[Task prompt] Give every line again exactly as it appears, please, but not the pictures.

Chart and figure data:
## START

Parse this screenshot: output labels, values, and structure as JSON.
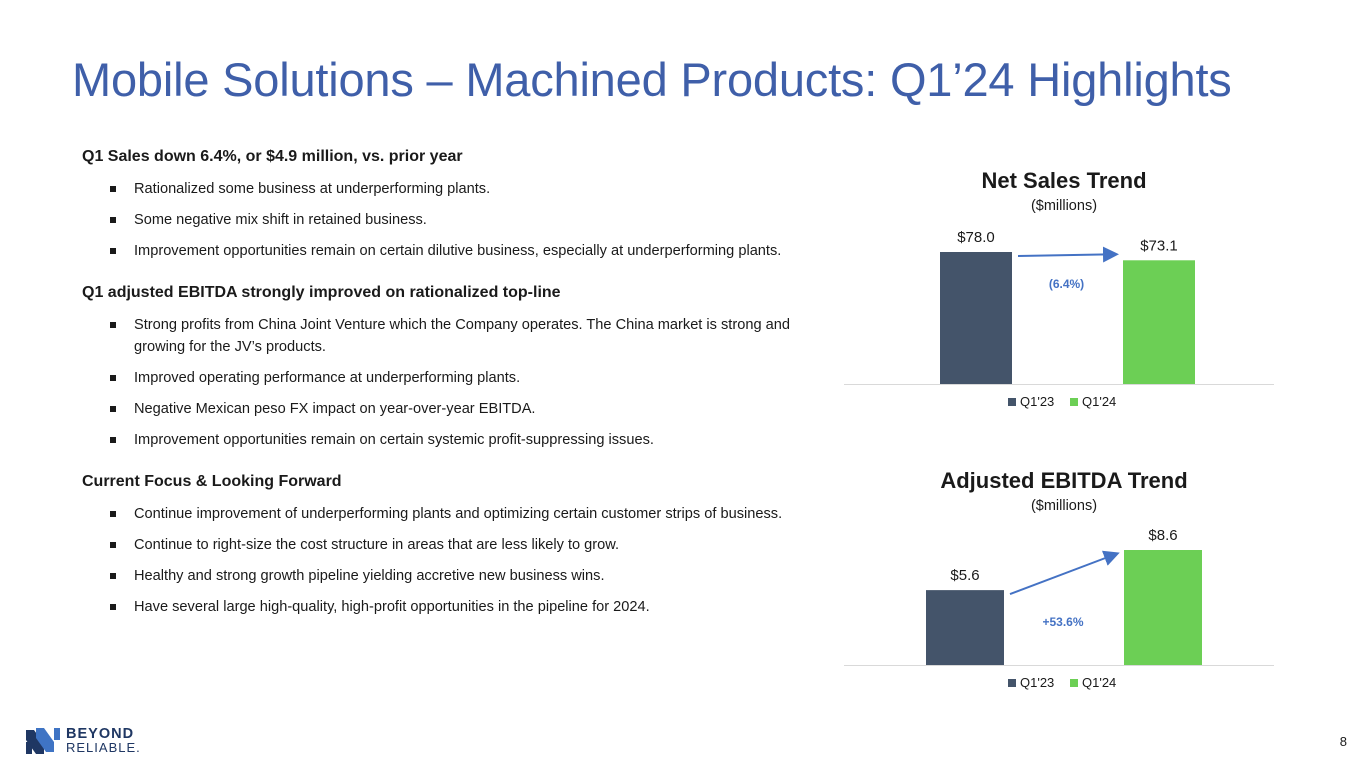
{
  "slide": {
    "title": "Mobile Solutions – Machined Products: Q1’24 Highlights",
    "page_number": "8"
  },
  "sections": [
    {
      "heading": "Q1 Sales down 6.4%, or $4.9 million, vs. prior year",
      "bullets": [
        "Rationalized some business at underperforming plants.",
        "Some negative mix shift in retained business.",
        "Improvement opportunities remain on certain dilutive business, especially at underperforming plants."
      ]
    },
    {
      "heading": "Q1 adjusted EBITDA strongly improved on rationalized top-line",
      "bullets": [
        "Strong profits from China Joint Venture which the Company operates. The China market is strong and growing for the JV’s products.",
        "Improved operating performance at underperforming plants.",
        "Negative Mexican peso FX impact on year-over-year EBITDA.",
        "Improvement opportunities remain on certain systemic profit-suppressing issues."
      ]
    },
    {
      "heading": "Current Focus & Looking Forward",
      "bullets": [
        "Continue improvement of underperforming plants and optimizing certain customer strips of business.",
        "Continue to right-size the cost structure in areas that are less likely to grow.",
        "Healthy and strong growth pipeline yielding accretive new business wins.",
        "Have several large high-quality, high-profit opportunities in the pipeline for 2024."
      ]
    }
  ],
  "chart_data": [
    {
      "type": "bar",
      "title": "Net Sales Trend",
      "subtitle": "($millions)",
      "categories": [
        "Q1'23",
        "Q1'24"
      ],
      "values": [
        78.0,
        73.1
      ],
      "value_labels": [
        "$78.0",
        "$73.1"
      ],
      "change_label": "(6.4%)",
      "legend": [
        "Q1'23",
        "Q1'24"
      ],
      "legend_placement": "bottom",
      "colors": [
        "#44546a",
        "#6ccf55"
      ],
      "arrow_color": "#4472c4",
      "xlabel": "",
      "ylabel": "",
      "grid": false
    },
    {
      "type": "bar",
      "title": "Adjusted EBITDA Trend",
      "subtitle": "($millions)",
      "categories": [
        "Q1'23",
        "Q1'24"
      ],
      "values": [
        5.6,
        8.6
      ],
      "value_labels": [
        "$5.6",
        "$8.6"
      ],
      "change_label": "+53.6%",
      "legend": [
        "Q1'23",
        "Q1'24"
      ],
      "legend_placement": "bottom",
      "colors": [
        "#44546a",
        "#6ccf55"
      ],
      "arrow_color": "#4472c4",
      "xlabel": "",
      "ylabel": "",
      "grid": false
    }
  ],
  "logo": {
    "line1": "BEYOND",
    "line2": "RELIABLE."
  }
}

## END

[Result of the exercise]
Parse this screenshot: output labels, values, and structure as JSON.
{
  "slide": {
    "title": "Mobile Solutions – Machined Products: Q1’24 Highlights",
    "page_number": "8"
  },
  "sections": [
    {
      "heading": "Q1 Sales down 6.4%, or $4.9 million, vs. prior year",
      "bullets": [
        "Rationalized some business at underperforming plants.",
        "Some negative mix shift in retained business.",
        "Improvement opportunities remain on certain dilutive business, especially at underperforming plants."
      ]
    },
    {
      "heading": "Q1 adjusted EBITDA strongly improved on rationalized top-line",
      "bullets": [
        "Strong profits from China Joint Venture which the Company operates. The China market is strong and growing for the JV’s products.",
        "Improved operating performance at underperforming plants.",
        "Negative Mexican peso FX impact on year-over-year EBITDA.",
        "Improvement opportunities remain on certain systemic profit-suppressing issues."
      ]
    },
    {
      "heading": "Current Focus & Looking Forward",
      "bullets": [
        "Continue improvement of underperforming plants and optimizing certain customer strips of business.",
        "Continue to right-size the cost structure in areas that are less likely to grow.",
        "Healthy and strong growth pipeline yielding accretive new business wins.",
        "Have several large high-quality, high-profit opportunities in the pipeline for 2024."
      ]
    }
  ],
  "chart_data": [
    {
      "type": "bar",
      "title": "Net Sales Trend",
      "subtitle": "($millions)",
      "categories": [
        "Q1'23",
        "Q1'24"
      ],
      "values": [
        78.0,
        73.1
      ],
      "value_labels": [
        "$78.0",
        "$73.1"
      ],
      "change_label": "(6.4%)",
      "legend": [
        "Q1'23",
        "Q1'24"
      ],
      "legend_placement": "bottom",
      "colors": [
        "#44546a",
        "#6ccf55"
      ],
      "arrow_color": "#4472c4",
      "xlabel": "",
      "ylabel": "",
      "grid": false
    },
    {
      "type": "bar",
      "title": "Adjusted EBITDA Trend",
      "subtitle": "($millions)",
      "categories": [
        "Q1'23",
        "Q1'24"
      ],
      "values": [
        5.6,
        8.6
      ],
      "value_labels": [
        "$5.6",
        "$8.6"
      ],
      "change_label": "+53.6%",
      "legend": [
        "Q1'23",
        "Q1'24"
      ],
      "legend_placement": "bottom",
      "colors": [
        "#44546a",
        "#6ccf55"
      ],
      "arrow_color": "#4472c4",
      "xlabel": "",
      "ylabel": "",
      "grid": false
    }
  ],
  "logo": {
    "line1": "BEYOND",
    "line2": "RELIABLE."
  }
}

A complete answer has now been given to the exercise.